◆ **WHAT THE TASK REQUIRES**: Check every line below for the string "Thomas", and copy the lines that contain it.

◆ **LISTING**:
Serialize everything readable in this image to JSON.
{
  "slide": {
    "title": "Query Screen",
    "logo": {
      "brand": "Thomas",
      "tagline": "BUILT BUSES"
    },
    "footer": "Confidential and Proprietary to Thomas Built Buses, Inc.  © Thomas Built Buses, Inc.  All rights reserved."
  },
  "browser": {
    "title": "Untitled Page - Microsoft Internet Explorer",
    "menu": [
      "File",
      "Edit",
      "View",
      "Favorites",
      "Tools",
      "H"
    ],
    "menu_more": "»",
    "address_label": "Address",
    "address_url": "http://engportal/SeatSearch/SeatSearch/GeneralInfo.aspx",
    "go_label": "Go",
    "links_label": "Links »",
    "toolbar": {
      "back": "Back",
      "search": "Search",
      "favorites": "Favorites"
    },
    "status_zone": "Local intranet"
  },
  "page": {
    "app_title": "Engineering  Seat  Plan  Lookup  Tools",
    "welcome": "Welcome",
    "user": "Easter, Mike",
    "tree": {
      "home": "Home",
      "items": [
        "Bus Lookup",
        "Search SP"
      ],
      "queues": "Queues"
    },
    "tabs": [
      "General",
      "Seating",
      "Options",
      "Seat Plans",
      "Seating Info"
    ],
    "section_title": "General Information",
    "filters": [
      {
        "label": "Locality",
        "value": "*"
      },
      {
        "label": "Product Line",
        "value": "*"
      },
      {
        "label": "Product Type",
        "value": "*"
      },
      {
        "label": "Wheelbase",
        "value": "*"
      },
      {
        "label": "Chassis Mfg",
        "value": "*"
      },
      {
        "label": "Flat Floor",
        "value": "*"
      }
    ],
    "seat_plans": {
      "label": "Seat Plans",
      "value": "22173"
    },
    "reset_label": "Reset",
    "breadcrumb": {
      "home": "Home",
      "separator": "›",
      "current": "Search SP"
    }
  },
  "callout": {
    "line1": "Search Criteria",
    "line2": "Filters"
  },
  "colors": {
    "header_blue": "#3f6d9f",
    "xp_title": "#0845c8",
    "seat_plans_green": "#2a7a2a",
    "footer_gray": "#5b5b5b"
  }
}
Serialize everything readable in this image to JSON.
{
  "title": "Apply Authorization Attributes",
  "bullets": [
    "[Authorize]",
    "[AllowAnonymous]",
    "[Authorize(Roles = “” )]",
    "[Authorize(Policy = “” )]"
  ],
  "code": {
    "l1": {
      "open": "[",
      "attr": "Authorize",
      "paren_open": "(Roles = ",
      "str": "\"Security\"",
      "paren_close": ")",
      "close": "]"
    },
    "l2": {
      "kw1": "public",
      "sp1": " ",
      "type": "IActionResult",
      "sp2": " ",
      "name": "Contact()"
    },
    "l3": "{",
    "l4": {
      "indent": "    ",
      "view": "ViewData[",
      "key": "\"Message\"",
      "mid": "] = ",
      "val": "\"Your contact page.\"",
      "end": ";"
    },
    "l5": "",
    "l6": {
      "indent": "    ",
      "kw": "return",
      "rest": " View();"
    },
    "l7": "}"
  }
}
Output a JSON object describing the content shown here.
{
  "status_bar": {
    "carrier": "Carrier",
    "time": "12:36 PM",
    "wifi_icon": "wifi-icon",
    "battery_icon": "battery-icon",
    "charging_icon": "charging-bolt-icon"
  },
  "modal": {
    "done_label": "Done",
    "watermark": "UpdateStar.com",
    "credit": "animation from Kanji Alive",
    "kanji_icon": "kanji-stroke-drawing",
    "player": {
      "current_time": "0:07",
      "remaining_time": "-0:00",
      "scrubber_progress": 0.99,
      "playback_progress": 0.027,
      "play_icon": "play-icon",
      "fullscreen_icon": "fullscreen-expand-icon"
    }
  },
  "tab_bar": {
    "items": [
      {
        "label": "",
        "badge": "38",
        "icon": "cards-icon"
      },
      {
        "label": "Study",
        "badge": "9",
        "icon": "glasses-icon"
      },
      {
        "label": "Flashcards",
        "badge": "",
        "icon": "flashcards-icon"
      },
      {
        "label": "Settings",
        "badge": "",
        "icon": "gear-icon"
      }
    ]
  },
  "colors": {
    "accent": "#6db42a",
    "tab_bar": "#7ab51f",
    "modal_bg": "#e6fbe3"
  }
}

◆ **COMPLETE RESPONSE**:
      "brand": "Thomas",
    "footer": "Confidential and Proprietary to Thomas Built Buses, Inc.  © Thomas Built Buses, Inc.  All rights reserved."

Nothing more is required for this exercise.